What you need to do:
Show only lines that include "Francis".

+++

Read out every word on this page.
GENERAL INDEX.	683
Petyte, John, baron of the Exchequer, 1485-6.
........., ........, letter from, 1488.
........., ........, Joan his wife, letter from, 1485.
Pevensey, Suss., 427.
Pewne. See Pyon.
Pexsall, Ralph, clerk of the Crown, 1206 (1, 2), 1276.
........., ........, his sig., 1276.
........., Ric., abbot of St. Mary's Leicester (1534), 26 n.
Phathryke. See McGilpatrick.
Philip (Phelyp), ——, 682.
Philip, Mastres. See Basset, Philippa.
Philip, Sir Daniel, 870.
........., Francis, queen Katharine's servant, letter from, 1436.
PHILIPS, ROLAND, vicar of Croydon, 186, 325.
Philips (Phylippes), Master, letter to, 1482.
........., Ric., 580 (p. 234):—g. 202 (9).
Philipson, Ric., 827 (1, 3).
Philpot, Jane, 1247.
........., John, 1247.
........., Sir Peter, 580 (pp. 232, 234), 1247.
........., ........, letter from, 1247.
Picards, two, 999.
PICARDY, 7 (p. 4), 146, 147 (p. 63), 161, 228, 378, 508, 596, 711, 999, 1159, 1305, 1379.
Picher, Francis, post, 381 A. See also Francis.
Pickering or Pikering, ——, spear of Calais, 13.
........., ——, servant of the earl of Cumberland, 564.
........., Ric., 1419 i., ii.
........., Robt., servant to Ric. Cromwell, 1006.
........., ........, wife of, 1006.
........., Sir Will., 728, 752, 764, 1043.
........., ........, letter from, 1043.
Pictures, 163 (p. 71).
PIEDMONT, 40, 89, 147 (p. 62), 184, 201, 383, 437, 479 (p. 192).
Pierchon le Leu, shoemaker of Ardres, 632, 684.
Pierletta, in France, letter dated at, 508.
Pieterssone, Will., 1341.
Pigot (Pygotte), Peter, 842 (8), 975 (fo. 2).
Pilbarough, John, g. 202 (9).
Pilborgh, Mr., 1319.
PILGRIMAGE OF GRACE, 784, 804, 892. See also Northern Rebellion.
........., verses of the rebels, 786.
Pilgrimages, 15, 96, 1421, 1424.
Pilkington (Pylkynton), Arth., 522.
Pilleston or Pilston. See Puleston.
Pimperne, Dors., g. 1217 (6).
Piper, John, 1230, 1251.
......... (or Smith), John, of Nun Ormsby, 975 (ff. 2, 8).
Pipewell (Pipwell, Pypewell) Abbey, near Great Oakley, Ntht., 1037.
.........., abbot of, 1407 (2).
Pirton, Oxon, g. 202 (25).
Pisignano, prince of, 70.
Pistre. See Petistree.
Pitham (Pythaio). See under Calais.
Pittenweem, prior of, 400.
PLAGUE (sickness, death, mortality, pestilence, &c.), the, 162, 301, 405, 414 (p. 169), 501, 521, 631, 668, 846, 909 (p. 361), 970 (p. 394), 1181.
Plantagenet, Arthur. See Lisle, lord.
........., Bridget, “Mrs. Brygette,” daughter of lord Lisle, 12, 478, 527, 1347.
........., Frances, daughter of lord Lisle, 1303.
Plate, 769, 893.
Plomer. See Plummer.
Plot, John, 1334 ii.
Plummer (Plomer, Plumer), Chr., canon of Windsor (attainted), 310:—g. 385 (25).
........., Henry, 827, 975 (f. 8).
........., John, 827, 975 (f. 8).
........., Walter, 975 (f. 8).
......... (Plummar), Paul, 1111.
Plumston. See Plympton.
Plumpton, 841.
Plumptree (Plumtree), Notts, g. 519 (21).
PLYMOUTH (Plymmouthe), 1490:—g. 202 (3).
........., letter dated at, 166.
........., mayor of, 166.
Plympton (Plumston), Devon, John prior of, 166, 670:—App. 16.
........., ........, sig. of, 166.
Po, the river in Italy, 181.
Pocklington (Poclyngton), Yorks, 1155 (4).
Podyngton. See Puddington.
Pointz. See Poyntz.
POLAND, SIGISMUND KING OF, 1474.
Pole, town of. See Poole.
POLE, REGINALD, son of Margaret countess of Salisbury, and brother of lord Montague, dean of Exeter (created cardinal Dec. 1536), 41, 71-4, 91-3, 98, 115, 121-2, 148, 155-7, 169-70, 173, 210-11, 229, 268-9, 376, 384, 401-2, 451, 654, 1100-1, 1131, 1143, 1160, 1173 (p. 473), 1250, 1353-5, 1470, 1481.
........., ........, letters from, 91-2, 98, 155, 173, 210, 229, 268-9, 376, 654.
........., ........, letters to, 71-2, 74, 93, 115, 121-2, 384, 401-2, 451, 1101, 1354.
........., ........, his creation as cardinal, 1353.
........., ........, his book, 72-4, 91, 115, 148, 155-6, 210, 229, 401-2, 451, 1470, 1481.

+++

Response to this task:
........., Francis, queen Katharine's servant, letter from, 1436.
Picher, Francis, post, 381 A. See also Francis.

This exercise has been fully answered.